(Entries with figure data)
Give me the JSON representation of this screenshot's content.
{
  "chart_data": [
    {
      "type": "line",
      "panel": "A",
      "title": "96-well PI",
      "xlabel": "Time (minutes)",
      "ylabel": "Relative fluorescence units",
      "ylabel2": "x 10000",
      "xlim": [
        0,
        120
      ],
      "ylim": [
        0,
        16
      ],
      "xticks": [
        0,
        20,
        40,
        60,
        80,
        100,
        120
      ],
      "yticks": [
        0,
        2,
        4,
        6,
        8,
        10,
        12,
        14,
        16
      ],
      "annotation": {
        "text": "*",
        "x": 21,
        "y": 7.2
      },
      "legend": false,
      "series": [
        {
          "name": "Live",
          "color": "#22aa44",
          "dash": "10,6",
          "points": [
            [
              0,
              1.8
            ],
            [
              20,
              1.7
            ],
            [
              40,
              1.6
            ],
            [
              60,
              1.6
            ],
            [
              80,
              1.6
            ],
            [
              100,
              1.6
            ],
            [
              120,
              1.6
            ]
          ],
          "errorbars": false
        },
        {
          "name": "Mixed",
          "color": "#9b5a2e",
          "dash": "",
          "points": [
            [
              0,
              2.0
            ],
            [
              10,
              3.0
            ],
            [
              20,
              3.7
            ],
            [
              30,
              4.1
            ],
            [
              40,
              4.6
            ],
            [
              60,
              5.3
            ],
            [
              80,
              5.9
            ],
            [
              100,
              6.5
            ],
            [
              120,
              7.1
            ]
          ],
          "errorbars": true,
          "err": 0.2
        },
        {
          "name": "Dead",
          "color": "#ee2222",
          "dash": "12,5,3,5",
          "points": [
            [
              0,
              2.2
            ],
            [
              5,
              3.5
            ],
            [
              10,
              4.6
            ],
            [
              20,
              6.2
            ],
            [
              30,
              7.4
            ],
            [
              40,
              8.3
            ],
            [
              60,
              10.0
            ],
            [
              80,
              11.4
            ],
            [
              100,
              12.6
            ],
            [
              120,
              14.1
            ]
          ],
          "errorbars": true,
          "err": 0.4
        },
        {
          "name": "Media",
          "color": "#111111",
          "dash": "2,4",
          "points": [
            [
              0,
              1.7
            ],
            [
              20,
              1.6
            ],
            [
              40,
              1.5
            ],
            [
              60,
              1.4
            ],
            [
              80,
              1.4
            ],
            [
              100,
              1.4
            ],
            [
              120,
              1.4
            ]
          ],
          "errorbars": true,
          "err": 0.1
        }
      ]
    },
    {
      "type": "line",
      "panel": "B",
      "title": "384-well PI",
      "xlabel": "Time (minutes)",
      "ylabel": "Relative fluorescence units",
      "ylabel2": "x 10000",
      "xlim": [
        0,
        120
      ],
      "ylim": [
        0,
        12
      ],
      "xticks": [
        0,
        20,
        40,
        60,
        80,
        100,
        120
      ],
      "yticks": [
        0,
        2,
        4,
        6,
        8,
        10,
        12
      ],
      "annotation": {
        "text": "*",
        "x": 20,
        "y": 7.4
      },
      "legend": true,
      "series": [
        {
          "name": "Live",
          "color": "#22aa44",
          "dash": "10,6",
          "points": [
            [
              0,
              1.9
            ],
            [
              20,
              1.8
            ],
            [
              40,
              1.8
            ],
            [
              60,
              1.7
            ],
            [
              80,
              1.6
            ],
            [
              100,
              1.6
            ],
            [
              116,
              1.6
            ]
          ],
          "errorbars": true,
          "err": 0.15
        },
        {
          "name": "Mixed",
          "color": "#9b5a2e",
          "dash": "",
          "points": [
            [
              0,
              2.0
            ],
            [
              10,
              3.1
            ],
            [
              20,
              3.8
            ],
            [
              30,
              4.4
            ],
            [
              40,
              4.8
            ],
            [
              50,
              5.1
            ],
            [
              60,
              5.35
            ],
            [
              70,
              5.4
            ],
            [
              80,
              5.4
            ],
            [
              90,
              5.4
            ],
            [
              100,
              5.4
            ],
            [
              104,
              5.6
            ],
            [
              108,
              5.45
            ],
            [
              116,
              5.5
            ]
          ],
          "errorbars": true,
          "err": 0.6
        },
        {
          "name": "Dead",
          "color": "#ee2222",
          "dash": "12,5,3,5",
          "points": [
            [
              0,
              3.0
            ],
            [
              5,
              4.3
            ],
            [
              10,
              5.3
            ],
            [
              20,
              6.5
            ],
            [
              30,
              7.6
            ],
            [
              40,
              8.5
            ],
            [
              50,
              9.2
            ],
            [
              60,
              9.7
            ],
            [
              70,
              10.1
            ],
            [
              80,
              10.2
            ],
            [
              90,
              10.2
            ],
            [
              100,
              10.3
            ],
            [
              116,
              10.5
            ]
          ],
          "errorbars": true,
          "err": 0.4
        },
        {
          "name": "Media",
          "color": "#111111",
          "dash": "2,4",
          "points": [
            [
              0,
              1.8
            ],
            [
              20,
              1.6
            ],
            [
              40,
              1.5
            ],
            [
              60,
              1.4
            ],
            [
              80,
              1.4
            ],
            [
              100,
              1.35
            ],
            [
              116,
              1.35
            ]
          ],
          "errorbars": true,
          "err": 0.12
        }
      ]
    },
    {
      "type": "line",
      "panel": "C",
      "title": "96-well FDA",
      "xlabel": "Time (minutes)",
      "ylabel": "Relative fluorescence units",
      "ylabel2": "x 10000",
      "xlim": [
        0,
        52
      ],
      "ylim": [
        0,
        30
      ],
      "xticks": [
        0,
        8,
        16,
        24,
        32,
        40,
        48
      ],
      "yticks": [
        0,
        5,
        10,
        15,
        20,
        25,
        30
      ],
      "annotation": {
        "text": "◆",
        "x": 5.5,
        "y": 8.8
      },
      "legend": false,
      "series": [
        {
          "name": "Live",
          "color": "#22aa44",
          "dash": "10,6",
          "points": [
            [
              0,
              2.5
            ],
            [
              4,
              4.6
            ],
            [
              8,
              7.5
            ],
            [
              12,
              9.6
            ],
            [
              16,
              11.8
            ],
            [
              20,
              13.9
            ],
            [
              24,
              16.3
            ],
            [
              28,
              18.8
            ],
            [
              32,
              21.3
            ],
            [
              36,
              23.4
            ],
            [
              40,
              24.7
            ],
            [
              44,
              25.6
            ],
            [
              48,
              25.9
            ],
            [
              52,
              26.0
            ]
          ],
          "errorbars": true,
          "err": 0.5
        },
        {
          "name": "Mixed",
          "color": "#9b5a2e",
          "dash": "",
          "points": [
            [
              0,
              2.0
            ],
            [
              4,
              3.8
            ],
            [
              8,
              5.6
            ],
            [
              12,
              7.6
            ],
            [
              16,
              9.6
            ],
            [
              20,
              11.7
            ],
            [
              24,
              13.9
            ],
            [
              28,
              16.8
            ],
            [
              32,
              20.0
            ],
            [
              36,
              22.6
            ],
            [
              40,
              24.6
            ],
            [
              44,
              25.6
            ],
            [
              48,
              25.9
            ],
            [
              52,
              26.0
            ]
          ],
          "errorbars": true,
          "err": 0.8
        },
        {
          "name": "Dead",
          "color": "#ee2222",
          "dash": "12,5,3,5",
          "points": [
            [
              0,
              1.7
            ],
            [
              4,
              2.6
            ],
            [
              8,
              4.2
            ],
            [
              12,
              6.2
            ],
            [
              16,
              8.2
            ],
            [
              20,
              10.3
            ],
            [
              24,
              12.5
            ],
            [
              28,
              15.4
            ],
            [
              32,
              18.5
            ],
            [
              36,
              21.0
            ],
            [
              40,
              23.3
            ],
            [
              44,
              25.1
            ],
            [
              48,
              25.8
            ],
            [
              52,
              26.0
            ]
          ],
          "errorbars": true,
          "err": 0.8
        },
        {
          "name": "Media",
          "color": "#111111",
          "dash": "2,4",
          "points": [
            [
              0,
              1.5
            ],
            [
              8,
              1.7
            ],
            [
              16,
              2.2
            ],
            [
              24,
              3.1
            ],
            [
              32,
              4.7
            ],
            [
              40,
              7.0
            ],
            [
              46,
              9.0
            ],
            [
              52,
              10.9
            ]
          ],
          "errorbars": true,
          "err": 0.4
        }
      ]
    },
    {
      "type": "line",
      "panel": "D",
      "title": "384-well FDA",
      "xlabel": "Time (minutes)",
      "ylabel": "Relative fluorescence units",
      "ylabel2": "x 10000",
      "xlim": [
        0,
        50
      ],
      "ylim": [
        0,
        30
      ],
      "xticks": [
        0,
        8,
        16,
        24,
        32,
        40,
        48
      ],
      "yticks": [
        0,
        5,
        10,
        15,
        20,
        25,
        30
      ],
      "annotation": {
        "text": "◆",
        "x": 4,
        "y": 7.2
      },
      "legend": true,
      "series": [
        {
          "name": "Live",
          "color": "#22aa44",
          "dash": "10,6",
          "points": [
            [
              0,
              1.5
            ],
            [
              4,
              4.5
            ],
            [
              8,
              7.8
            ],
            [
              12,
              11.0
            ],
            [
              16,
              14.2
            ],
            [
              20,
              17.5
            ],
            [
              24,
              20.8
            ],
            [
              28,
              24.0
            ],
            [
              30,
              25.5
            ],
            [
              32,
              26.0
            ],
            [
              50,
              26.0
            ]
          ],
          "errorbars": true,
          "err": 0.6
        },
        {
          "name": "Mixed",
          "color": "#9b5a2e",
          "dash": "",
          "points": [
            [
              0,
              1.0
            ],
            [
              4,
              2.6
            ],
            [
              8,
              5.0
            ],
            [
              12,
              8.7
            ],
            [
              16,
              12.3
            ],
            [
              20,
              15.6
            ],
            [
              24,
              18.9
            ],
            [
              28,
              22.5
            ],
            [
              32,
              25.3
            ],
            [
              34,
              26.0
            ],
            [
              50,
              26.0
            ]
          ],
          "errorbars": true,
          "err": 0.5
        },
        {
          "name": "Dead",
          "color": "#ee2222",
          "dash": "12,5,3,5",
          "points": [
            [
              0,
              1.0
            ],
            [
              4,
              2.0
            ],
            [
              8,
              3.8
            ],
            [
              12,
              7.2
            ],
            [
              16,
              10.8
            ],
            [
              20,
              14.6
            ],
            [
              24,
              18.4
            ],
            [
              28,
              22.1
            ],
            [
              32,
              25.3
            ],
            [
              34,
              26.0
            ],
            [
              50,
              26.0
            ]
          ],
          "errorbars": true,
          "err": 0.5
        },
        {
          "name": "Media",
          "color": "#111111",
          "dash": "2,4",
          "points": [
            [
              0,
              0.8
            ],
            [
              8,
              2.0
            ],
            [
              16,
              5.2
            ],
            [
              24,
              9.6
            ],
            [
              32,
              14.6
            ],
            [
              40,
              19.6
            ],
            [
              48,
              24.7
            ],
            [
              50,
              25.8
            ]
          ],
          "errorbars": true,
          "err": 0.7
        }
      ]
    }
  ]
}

GIVEN REQUEST -> Pull every line containing "title" from the material above.

RESPONSE ->
      "title": "96-well PI",
      "title": "384-well PI",
      "title": "96-well FDA",
      "title": "384-well FDA",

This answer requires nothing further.